- GOAL -
Your task is to repeat the entries word for word while leaving out the pictures.

====== EXERCISE DATA

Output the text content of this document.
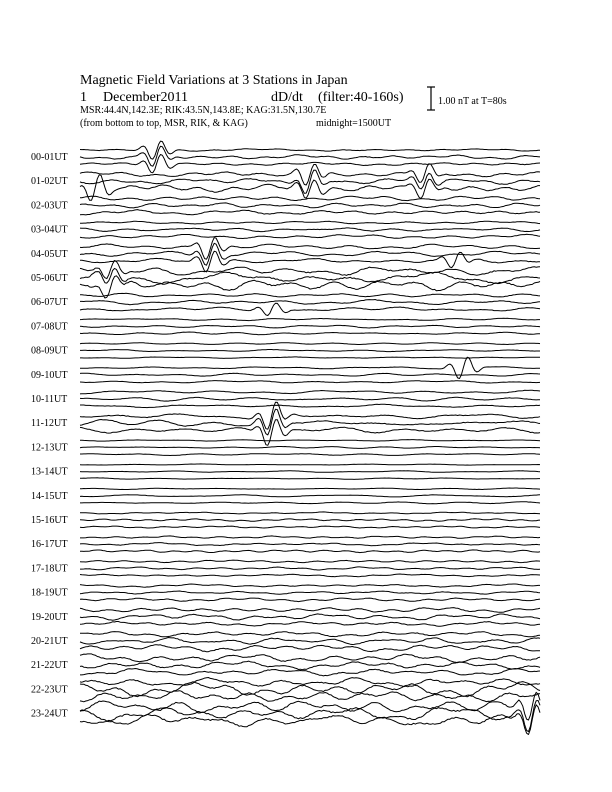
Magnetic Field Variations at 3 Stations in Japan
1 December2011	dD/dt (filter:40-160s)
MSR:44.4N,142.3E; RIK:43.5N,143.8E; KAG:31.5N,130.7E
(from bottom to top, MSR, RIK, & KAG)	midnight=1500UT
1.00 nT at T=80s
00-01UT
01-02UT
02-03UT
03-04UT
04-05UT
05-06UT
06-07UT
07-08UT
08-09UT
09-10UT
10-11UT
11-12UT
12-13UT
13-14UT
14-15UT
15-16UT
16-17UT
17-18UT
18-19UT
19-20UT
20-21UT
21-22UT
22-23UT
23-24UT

============

- THE ANSWER -
Output the text content of this document.
Magnetic Field Variations at 3 Stations in Japan
1 December2011	dD/dt (filter:40-160s)
MSR:44.4N,142.3E; RIK:43.5N,143.8E; KAG:31.5N,130.7E
(from bottom to top, MSR, RIK, & KAG)	midnight=1500UT
1.00 nT at T=80s
00-01UT
01-02UT
02-03UT
03-04UT
04-05UT
05-06UT
06-07UT
07-08UT
08-09UT
09-10UT
10-11UT
11-12UT
12-13UT
13-14UT
14-15UT
15-16UT
16-17UT
17-18UT
18-19UT
19-20UT
20-21UT
21-22UT
22-23UT
23-24UT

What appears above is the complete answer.